## What the exercise asks
Copy all records verbatim.

(Stored data)
## begin

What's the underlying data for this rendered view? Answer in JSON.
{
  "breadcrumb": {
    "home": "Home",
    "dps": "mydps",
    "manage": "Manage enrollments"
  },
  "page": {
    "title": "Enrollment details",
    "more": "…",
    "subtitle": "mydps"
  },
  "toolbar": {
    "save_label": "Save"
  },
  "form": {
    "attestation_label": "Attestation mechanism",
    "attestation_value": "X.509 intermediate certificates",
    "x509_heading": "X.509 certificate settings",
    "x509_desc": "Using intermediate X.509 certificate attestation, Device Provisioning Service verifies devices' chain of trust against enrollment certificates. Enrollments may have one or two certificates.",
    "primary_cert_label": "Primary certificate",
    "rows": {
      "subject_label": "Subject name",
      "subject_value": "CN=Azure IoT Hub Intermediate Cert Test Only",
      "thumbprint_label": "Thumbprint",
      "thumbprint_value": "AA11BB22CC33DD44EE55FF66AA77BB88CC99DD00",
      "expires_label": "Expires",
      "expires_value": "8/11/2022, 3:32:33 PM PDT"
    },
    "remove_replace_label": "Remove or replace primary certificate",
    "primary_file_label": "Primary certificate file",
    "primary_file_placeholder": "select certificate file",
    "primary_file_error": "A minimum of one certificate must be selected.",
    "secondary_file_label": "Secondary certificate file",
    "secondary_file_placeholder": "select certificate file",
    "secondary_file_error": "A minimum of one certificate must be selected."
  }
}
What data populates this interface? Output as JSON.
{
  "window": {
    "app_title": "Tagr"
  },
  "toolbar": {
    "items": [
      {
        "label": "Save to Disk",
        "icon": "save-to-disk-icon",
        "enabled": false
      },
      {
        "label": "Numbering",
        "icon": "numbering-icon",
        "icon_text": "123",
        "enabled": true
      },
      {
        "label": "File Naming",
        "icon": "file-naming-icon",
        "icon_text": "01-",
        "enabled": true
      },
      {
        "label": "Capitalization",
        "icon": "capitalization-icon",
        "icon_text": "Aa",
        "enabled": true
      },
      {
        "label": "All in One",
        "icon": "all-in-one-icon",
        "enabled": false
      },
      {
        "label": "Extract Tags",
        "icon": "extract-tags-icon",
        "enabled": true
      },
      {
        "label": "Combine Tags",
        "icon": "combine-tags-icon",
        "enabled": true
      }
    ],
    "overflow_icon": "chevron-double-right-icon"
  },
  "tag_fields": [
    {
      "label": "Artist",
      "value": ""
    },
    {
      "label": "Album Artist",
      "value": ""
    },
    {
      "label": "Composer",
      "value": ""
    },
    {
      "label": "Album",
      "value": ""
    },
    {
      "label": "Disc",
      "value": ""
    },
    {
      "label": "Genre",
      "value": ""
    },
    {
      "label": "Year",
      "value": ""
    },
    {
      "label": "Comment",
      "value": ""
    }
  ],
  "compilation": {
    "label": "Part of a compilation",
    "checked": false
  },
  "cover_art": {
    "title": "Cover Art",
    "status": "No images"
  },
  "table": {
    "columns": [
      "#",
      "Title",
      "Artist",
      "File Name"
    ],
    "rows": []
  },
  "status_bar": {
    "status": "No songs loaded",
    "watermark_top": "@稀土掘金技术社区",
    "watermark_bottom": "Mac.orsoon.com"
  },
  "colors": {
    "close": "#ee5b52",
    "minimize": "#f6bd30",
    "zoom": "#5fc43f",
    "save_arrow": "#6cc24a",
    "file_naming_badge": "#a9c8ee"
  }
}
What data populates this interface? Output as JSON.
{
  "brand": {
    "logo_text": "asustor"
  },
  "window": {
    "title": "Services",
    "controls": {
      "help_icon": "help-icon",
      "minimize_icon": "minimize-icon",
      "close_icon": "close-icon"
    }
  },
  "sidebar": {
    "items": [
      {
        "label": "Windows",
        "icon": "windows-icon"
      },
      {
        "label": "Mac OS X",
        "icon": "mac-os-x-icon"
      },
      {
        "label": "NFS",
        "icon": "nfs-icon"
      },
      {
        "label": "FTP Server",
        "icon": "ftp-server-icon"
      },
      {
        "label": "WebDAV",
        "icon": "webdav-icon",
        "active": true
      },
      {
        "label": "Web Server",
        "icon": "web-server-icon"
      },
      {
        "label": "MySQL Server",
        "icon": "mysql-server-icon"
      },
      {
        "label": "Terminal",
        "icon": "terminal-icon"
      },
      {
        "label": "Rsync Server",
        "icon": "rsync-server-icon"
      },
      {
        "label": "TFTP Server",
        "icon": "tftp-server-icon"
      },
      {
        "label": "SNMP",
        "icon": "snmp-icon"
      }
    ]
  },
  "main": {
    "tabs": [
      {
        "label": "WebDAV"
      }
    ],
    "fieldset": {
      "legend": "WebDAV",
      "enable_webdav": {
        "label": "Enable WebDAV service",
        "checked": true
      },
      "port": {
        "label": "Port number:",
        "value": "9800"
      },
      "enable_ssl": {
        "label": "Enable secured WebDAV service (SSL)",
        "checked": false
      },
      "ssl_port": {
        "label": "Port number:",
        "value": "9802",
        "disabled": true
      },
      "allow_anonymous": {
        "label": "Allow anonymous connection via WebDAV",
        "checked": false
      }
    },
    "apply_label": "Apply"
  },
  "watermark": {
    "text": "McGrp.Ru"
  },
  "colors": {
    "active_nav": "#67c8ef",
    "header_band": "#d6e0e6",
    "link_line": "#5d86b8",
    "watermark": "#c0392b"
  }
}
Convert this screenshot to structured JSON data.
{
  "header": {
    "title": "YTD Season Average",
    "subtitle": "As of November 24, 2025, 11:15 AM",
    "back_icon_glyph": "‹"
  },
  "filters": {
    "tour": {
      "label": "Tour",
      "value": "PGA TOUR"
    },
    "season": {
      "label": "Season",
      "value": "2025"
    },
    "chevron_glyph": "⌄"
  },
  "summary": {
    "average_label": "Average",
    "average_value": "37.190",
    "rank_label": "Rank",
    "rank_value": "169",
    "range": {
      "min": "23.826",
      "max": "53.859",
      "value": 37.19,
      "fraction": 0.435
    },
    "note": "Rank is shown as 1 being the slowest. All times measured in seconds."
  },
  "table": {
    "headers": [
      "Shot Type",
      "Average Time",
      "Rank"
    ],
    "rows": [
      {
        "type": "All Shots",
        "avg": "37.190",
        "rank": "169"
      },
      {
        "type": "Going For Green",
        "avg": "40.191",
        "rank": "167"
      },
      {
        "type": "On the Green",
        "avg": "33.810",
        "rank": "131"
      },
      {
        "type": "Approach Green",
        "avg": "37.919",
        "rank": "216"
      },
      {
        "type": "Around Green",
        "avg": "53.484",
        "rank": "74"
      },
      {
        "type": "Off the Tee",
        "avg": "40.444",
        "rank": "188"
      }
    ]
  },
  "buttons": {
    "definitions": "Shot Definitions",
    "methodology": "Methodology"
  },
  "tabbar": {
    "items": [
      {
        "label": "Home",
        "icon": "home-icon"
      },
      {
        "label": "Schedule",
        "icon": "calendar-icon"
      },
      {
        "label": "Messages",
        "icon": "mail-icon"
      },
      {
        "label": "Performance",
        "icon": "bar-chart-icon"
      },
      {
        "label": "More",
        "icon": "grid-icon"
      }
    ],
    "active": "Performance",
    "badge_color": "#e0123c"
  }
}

## end

## Completed task
What's the underlying data for this rendered view? Answer in JSON.
{
  "breadcrumb": {
    "home": "Home",
    "dps": "mydps",
    "manage": "Manage enrollments"
  },
  "page": {
    "title": "Enrollment details",
    "more": "…",
    "subtitle": "mydps"
  },
  "toolbar": {
    "save_label": "Save"
  },
  "form": {
    "attestation_label": "Attestation mechanism",
    "attestation_value": "X.509 intermediate certificates",
    "x509_heading": "X.509 certificate settings",
    "x509_desc": "Using intermediate X.509 certificate attestation, Device Provisioning Service verifies devices' chain of trust against enrollment certificates. Enrollments may have one or two certificates.",
    "primary_cert_label": "Primary certificate",
    "rows": {
      "subject_label": "Subject name",
      "subject_value": "CN=Azure IoT Hub Intermediate Cert Test Only",
      "thumbprint_label": "Thumbprint",
      "thumbprint_value": "AA11BB22CC33DD44EE55FF66AA77BB88CC99DD00",
      "expires_label": "Expires",
      "expires_value": "8/11/2022, 3:32:33 PM PDT"
    },
    "remove_replace_label": "Remove or replace primary certificate",
    "primary_file_label": "Primary certificate file",
    "primary_file_placeholder": "select certificate file",
    "primary_file_error": "A minimum of one certificate must be selected.",
    "secondary_file_label": "Secondary certificate file",
    "secondary_file_placeholder": "select certificate file",
    "secondary_file_error": "A minimum of one certificate must be selected."
  }
}
What data populates this interface? Output as JSON.
{
  "window": {
    "app_title": "Tagr"
  },
  "toolbar": {
    "items": [
      {
        "label": "Save to Disk",
        "icon": "save-to-disk-icon",
        "enabled": false
      },
      {
        "label": "Numbering",
        "icon": "numbering-icon",
        "icon_text": "123",
        "enabled": true
      },
      {
        "label": "File Naming",
        "icon": "file-naming-icon",
        "icon_text": "01-",
        "enabled": true
      },
      {
        "label": "Capitalization",
        "icon": "capitalization-icon",
        "icon_text": "Aa",
        "enabled": true
      },
      {
        "label": "All in One",
        "icon": "all-in-one-icon",
        "enabled": false
      },
      {
        "label": "Extract Tags",
        "icon": "extract-tags-icon",
        "enabled": true
      },
      {
        "label": "Combine Tags",
        "icon": "combine-tags-icon",
        "enabled": true
      }
    ],
    "overflow_icon": "chevron-double-right-icon"
  },
  "tag_fields": [
    {
      "label": "Artist",
      "value": ""
    },
    {
      "label": "Album Artist",
      "value": ""
    },
    {
      "label": "Composer",
      "value": ""
    },
    {
      "label": "Album",
      "value": ""
    },
    {
      "label": "Disc",
      "value": ""
    },
    {
      "label": "Genre",
      "value": ""
    },
    {
      "label": "Year",
      "value": ""
    },
    {
      "label": "Comment",
      "value": ""
    }
  ],
  "compilation": {
    "label": "Part of a compilation",
    "checked": false
  },
  "cover_art": {
    "title": "Cover Art",
    "status": "No images"
  },
  "table": {
    "columns": [
      "#",
      "Title",
      "Artist",
      "File Name"
    ],
    "rows": []
  },
  "status_bar": {
    "status": "No songs loaded",
    "watermark_top": "@稀土掘金技术社区",
    "watermark_bottom": "Mac.orsoon.com"
  },
  "colors": {
    "close": "#ee5b52",
    "minimize": "#f6bd30",
    "zoom": "#5fc43f",
    "save_arrow": "#6cc24a",
    "file_naming_badge": "#a9c8ee"
  }
}
What data populates this interface? Output as JSON.
{
  "brand": {
    "logo_text": "asustor"
  },
  "window": {
    "title": "Services",
    "controls": {
      "help_icon": "help-icon",
      "minimize_icon": "minimize-icon",
      "close_icon": "close-icon"
    }
  },
  "sidebar": {
    "items": [
      {
        "label": "Windows",
        "icon": "windows-icon"
      },
      {
        "label": "Mac OS X",
        "icon": "mac-os-x-icon"
      },
      {
        "label": "NFS",
        "icon": "nfs-icon"
      },
      {
        "label": "FTP Server",
        "icon": "ftp-server-icon"
      },
      {
        "label": "WebDAV",
        "icon": "webdav-icon",
        "active": true
      },
      {
        "label": "Web Server",
        "icon": "web-server-icon"
      },
      {
        "label": "MySQL Server",
        "icon": "mysql-server-icon"
      },
      {
        "label": "Terminal",
        "icon": "terminal-icon"
      },
      {
        "label": "Rsync Server",
        "icon": "rsync-server-icon"
      },
      {
        "label": "TFTP Server",
        "icon": "tftp-server-icon"
      },
      {
        "label": "SNMP",
        "icon": "snmp-icon"
      }
    ]
  },
  "main": {
    "tabs": [
      {
        "label": "WebDAV"
      }
    ],
    "fieldset": {
      "legend": "WebDAV",
      "enable_webdav": {
        "label": "Enable WebDAV service",
        "checked": true
      },
      "port": {
        "label": "Port number:",
        "value": "9800"
      },
      "enable_ssl": {
        "label": "Enable secured WebDAV service (SSL)",
        "checked": false
      },
      "ssl_port": {
        "label": "Port number:",
        "value": "9802",
        "disabled": true
      },
      "allow_anonymous": {
        "label": "Allow anonymous connection via WebDAV",
        "checked": false
      }
    },
    "apply_label": "Apply"
  },
  "watermark": {
    "text": "McGrp.Ru"
  },
  "colors": {
    "active_nav": "#67c8ef",
    "header_band": "#d6e0e6",
    "link_line": "#5d86b8",
    "watermark": "#c0392b"
  }
}
Convert this screenshot to structured JSON data.
{
  "header": {
    "title": "YTD Season Average",
    "subtitle": "As of November 24, 2025, 11:15 AM",
    "back_icon_glyph": "‹"
  },
  "filters": {
    "tour": {
      "label": "Tour",
      "value": "PGA TOUR"
    },
    "season": {
      "label": "Season",
      "value": "2025"
    },
    "chevron_glyph": "⌄"
  },
  "summary": {
    "average_label": "Average",
    "average_value": "37.190",
    "rank_label": "Rank",
    "rank_value": "169",
    "range": {
      "min": "23.826",
      "max": "53.859",
      "value": 37.19,
      "fraction": 0.435
    },
    "note": "Rank is shown as 1 being the slowest. All times measured in seconds."
  },
  "table": {
    "headers": [
      "Shot Type",
      "Average Time",
      "Rank"
    ],
    "rows": [
      {
        "type": "All Shots",
        "avg": "37.190",
        "rank": "169"
      },
      {
        "type": "Going For Green",
        "avg": "40.191",
        "rank": "167"
      },
      {
        "type": "On the Green",
        "avg": "33.810",
        "rank": "131"
      },
      {
        "type": "Approach Green",
        "avg": "37.919",
        "rank": "216"
      },
      {
        "type": "Around Green",
        "avg": "53.484",
        "rank": "74"
      },
      {
        "type": "Off the Tee",
        "avg": "40.444",
        "rank": "188"
      }
    ]
  },
  "buttons": {
    "definitions": "Shot Definitions",
    "methodology": "Methodology"
  },
  "tabbar": {
    "items": [
      {
        "label": "Home",
        "icon": "home-icon"
      },
      {
        "label": "Schedule",
        "icon": "calendar-icon"
      },
      {
        "label": "Messages",
        "icon": "mail-icon"
      },
      {
        "label": "Performance",
        "icon": "bar-chart-icon"
      },
      {
        "label": "More",
        "icon": "grid-icon"
      }
    ],
    "active": "Performance",
    "badge_color": "#e0123c"
  }
}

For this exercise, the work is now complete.